- PROBLEM DETAILS
Quote the entries in full, character for character, without their images.

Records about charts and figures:
## start
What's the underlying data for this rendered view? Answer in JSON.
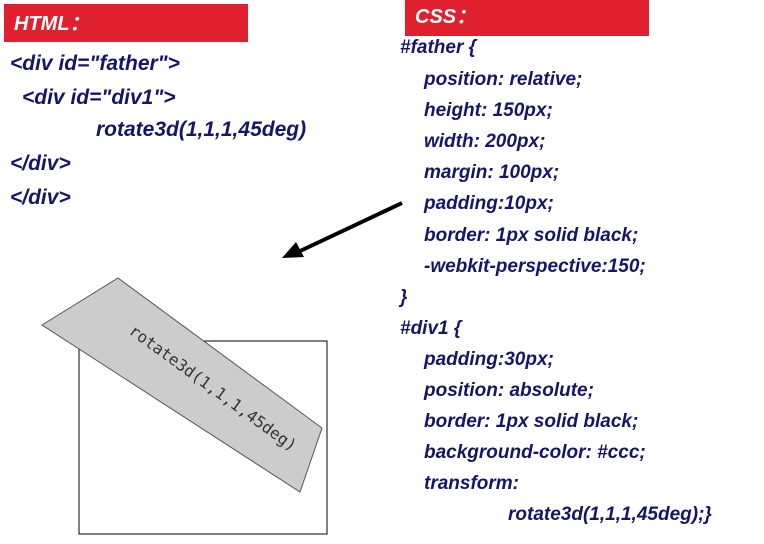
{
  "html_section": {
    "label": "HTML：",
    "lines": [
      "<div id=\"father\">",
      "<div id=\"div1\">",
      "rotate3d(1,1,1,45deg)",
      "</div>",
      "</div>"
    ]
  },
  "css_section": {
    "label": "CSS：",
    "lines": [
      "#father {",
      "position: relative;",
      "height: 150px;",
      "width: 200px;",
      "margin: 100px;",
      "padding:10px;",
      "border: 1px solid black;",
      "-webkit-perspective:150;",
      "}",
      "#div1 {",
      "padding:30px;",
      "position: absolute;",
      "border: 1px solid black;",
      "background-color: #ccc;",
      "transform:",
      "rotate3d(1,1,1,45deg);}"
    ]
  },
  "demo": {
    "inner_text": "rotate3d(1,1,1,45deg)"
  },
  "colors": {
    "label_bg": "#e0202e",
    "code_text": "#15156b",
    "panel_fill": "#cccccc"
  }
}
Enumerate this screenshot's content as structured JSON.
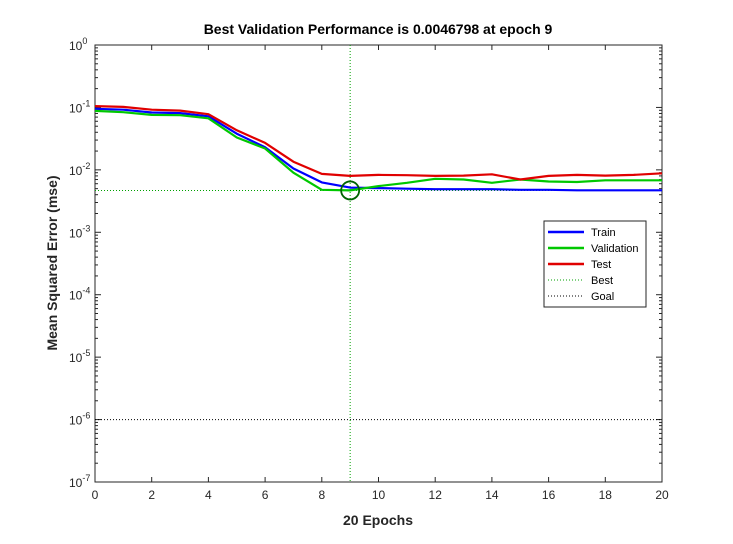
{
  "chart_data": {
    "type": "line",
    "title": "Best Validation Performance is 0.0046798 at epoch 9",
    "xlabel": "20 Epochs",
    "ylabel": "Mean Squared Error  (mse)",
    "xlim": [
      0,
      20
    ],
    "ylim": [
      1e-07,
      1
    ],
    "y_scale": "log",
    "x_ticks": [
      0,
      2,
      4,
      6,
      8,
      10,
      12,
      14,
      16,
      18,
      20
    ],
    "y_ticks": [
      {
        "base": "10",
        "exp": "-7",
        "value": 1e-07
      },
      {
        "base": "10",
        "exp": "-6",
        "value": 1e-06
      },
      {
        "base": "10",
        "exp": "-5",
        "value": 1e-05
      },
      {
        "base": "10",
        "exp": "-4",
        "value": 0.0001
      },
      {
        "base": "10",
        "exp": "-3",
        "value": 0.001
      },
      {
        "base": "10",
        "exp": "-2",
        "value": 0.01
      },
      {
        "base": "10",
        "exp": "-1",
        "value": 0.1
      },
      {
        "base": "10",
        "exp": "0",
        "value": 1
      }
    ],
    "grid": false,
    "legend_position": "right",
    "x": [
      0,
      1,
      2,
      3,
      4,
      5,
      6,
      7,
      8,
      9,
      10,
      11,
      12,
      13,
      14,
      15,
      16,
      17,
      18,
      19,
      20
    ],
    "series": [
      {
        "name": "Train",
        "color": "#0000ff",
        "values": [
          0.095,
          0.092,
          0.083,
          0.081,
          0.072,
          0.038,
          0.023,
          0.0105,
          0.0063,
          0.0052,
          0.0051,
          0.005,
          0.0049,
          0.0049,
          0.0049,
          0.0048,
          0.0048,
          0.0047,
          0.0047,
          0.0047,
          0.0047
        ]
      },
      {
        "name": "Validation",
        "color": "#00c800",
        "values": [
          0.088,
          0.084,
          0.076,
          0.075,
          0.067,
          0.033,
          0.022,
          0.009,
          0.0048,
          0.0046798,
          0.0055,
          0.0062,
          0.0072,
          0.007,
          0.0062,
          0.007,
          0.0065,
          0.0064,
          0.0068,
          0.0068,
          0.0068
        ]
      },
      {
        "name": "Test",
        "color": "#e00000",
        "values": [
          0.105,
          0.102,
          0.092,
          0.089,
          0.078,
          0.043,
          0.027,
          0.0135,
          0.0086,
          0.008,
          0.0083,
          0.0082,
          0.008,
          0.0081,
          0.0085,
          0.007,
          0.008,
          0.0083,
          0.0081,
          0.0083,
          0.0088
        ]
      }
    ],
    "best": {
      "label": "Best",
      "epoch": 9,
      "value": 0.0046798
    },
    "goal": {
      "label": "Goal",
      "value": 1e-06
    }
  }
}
## end
- COMPLETE ANSWER
What's the underlying data for this rendered view? Answer in JSON.
{
  "html_section": {
    "label": "HTML：",
    "lines": [
      "<div id=\"father\">",
      "<div id=\"div1\">",
      "rotate3d(1,1,1,45deg)",
      "</div>",
      "</div>"
    ]
  },
  "css_section": {
    "label": "CSS：",
    "lines": [
      "#father {",
      "position: relative;",
      "height: 150px;",
      "width: 200px;",
      "margin: 100px;",
      "padding:10px;",
      "border: 1px solid black;",
      "-webkit-perspective:150;",
      "}",
      "#div1 {",
      "padding:30px;",
      "position: absolute;",
      "border: 1px solid black;",
      "background-color: #ccc;",
      "transform:",
      "rotate3d(1,1,1,45deg);}"
    ]
  },
  "demo": {
    "inner_text": "rotate3d(1,1,1,45deg)"
  },
  "colors": {
    "label_bg": "#e0202e",
    "code_text": "#15156b",
    "panel_fill": "#cccccc"
  }
}
Enumerate this screenshot's content as structured JSON.
{
  "chart_data": {
    "type": "line",
    "title": "Best Validation Performance is 0.0046798 at epoch 9",
    "xlabel": "20 Epochs",
    "ylabel": "Mean Squared Error  (mse)",
    "xlim": [
      0,
      20
    ],
    "ylim": [
      1e-07,
      1
    ],
    "y_scale": "log",
    "x_ticks": [
      0,
      2,
      4,
      6,
      8,
      10,
      12,
      14,
      16,
      18,
      20
    ],
    "y_ticks": [
      {
        "base": "10",
        "exp": "-7",
        "value": 1e-07
      },
      {
        "base": "10",
        "exp": "-6",
        "value": 1e-06
      },
      {
        "base": "10",
        "exp": "-5",
        "value": 1e-05
      },
      {
        "base": "10",
        "exp": "-4",
        "value": 0.0001
      },
      {
        "base": "10",
        "exp": "-3",
        "value": 0.001
      },
      {
        "base": "10",
        "exp": "-2",
        "value": 0.01
      },
      {
        "base": "10",
        "exp": "-1",
        "value": 0.1
      },
      {
        "base": "10",
        "exp": "0",
        "value": 1
      }
    ],
    "grid": false,
    "legend_position": "right",
    "x": [
      0,
      1,
      2,
      3,
      4,
      5,
      6,
      7,
      8,
      9,
      10,
      11,
      12,
      13,
      14,
      15,
      16,
      17,
      18,
      19,
      20
    ],
    "series": [
      {
        "name": "Train",
        "color": "#0000ff",
        "values": [
          0.095,
          0.092,
          0.083,
          0.081,
          0.072,
          0.038,
          0.023,
          0.0105,
          0.0063,
          0.0052,
          0.0051,
          0.005,
          0.0049,
          0.0049,
          0.0049,
          0.0048,
          0.0048,
          0.0047,
          0.0047,
          0.0047,
          0.0047
        ]
      },
      {
        "name": "Validation",
        "color": "#00c800",
        "values": [
          0.088,
          0.084,
          0.076,
          0.075,
          0.067,
          0.033,
          0.022,
          0.009,
          0.0048,
          0.0046798,
          0.0055,
          0.0062,
          0.0072,
          0.007,
          0.0062,
          0.007,
          0.0065,
          0.0064,
          0.0068,
          0.0068,
          0.0068
        ]
      },
      {
        "name": "Test",
        "color": "#e00000",
        "values": [
          0.105,
          0.102,
          0.092,
          0.089,
          0.078,
          0.043,
          0.027,
          0.0135,
          0.0086,
          0.008,
          0.0083,
          0.0082,
          0.008,
          0.0081,
          0.0085,
          0.007,
          0.008,
          0.0083,
          0.0081,
          0.0083,
          0.0088
        ]
      }
    ],
    "best": {
      "label": "Best",
      "epoch": 9,
      "value": 0.0046798
    },
    "goal": {
      "label": "Goal",
      "value": 1e-06
    }
  }
}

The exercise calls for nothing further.